**Task instructions**
Look below. Copy each line that has "this" in it.

▬▬▬▬▬▬

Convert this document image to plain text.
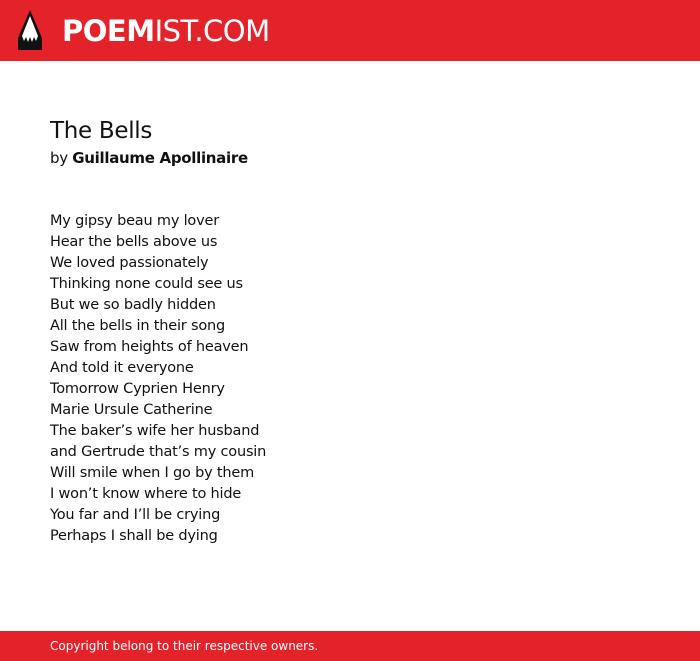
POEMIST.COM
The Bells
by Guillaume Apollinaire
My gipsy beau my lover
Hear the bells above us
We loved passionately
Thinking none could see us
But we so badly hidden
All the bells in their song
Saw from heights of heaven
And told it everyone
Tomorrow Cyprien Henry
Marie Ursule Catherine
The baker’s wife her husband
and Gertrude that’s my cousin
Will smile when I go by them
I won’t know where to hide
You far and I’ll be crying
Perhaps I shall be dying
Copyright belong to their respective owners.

▬▬▬▬▬▬

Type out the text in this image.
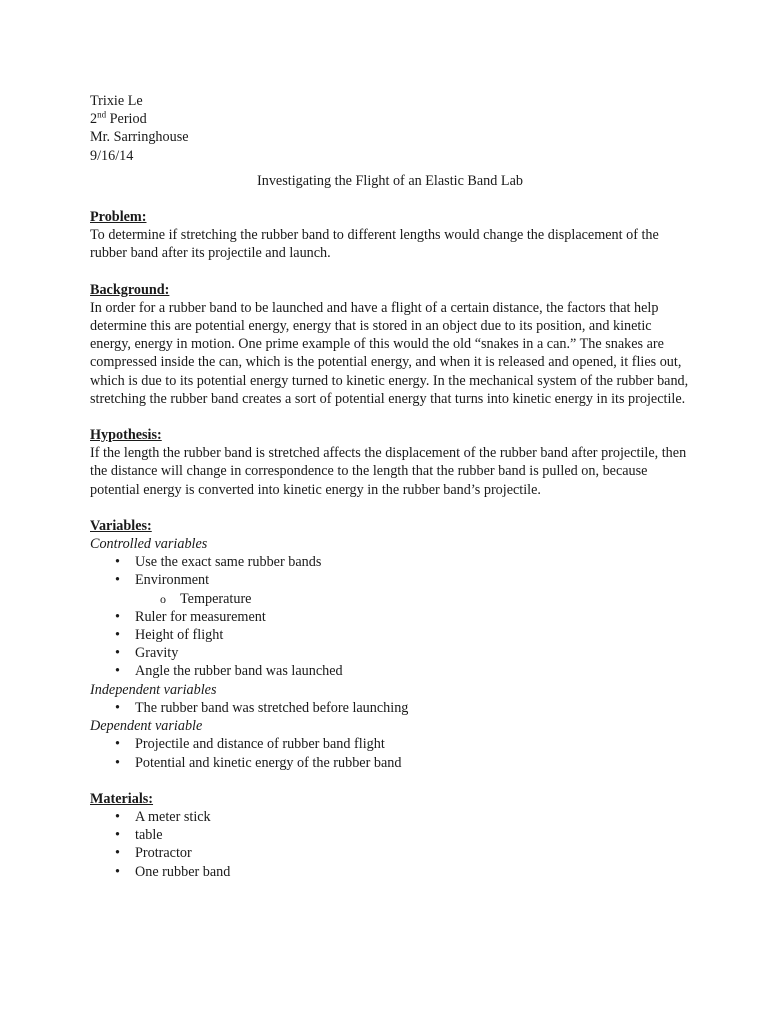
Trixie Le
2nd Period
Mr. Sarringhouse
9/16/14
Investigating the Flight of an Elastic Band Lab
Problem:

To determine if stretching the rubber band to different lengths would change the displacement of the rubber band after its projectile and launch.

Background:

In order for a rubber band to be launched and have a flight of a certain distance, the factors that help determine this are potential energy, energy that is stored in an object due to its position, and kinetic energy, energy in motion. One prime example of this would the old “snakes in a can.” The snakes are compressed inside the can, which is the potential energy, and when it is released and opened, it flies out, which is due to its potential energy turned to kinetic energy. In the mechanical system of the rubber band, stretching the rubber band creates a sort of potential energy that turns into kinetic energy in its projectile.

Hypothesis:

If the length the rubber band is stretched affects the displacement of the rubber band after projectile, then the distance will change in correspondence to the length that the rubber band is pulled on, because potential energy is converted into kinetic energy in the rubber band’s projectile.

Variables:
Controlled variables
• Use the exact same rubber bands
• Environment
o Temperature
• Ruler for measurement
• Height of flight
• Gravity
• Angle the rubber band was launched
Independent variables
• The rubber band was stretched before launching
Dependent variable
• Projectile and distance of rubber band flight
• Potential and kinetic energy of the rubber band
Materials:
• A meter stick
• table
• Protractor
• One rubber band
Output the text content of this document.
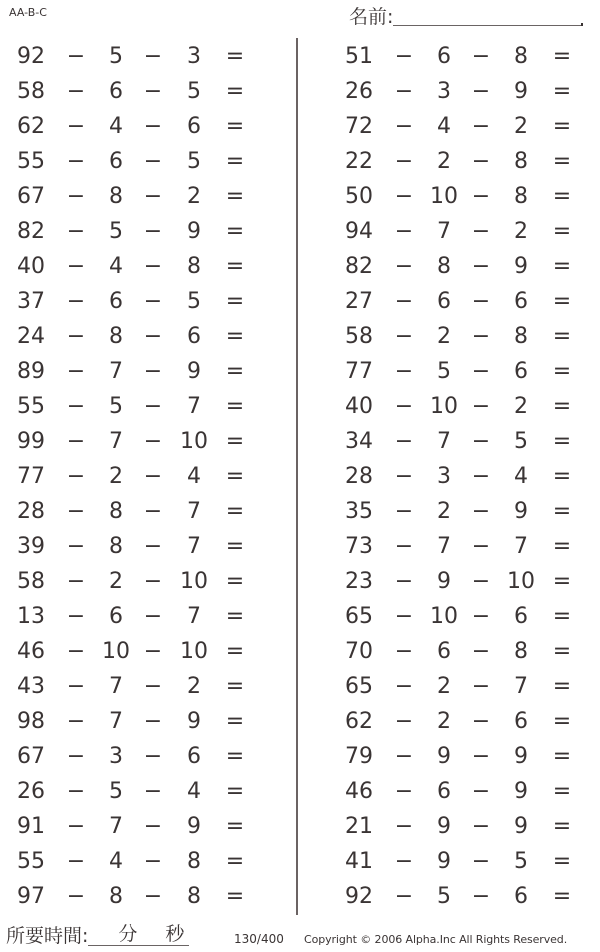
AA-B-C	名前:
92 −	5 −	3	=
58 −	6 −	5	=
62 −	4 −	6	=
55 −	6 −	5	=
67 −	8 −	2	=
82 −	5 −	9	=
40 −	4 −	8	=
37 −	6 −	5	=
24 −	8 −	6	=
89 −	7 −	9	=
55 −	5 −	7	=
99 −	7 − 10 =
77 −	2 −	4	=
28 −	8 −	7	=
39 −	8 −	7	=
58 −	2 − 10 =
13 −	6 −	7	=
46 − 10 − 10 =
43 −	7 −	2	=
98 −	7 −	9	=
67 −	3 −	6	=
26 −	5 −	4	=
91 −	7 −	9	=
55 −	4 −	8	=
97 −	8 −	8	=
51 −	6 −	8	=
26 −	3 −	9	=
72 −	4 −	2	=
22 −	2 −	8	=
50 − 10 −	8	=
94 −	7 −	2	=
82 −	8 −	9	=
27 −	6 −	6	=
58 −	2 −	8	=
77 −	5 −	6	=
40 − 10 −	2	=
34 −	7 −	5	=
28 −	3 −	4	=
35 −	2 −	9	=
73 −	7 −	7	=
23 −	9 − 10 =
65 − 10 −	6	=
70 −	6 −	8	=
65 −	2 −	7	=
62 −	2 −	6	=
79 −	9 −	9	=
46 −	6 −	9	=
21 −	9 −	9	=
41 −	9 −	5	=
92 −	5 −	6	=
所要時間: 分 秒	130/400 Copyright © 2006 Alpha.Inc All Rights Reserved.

▬▬▬▬▬▬

**Problem solution**
Convert this document image to plain text.
Type out the text in this image.
In order for a rubber band to be launched and have a flight of a certain distance, the factors that help determine this are potential energy, energy that is stored in an object due to its position, and kinetic energy, energy in motion. One prime example of this would the old “snakes in a can.” The snakes are compressed inside the can, which is the potential energy, and when it is released and opened, it flies out, which is due to its potential energy turned to kinetic energy. In the mechanical system of the rubber band, stretching the rubber band creates a sort of potential energy that turns into kinetic energy in its projectile.
Output the text content of this document.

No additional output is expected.